## REQUIRED WORK
Below are some records. Copy every line in them that holds "ffffff".

[Figure collection entries]
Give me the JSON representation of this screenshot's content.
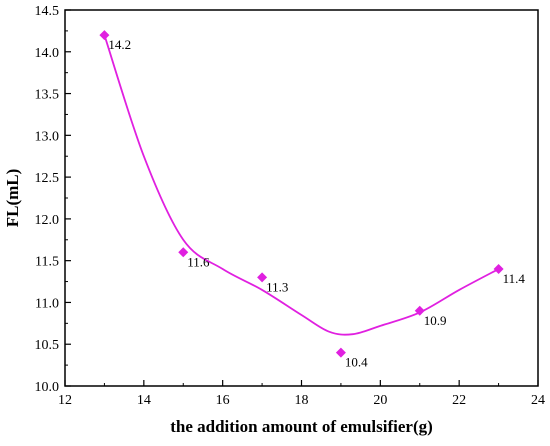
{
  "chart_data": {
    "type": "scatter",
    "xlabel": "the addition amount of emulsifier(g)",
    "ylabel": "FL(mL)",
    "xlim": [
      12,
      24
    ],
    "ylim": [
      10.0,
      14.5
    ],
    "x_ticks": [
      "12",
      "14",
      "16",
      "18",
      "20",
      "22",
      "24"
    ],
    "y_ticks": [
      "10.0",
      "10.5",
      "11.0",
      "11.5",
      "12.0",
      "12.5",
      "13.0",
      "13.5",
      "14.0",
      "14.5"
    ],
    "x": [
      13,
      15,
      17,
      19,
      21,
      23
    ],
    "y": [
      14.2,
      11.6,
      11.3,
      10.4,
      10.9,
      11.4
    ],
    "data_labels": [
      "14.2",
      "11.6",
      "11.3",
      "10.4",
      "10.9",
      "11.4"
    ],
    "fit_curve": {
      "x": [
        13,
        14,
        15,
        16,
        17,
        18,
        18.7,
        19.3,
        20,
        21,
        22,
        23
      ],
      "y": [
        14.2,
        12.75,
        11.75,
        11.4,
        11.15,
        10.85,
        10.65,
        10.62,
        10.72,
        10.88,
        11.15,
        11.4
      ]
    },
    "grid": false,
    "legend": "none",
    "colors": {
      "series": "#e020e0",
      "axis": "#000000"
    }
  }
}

==

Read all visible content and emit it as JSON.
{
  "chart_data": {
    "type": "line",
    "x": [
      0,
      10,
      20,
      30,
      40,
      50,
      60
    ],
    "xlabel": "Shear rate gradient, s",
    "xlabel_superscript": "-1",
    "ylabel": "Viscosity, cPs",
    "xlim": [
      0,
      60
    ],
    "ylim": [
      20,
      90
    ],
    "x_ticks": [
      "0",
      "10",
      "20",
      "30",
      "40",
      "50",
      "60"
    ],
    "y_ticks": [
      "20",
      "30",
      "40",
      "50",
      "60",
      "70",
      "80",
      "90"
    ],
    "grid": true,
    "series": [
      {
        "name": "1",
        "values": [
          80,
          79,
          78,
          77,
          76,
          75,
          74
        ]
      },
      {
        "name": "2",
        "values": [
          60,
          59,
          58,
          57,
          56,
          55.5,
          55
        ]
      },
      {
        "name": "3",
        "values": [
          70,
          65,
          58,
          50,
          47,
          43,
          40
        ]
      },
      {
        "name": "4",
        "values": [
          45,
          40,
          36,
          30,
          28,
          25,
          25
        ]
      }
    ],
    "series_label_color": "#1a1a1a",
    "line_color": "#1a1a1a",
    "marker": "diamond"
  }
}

...

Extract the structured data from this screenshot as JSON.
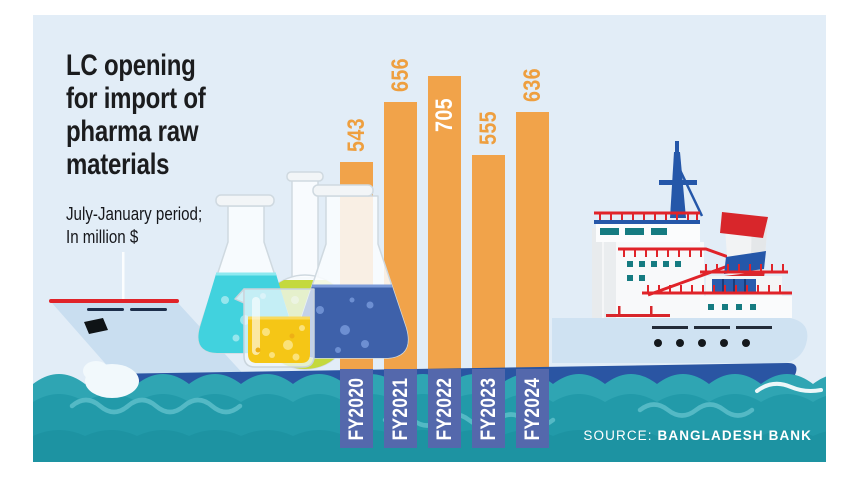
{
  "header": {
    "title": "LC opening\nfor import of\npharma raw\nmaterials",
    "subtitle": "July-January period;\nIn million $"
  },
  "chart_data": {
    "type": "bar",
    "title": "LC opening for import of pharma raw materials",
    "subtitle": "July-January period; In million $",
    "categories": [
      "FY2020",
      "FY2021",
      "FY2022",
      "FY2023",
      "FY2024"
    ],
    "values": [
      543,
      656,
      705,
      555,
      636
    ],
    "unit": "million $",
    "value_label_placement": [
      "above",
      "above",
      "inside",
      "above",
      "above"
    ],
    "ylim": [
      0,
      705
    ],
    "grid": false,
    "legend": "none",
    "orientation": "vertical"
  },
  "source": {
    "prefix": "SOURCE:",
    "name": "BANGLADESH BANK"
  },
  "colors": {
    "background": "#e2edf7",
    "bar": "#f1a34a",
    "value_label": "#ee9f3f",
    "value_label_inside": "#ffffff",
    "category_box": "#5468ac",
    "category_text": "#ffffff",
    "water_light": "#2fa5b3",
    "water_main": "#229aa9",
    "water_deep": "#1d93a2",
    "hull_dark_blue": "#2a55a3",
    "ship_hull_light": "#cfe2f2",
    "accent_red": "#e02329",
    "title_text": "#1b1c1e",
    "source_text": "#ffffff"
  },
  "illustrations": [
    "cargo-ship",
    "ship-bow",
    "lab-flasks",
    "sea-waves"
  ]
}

## FULL RESPONSE
    "value_label_inside": "#ffffff",
    "category_text": "#ffffff",
    "source_text": "#ffffff"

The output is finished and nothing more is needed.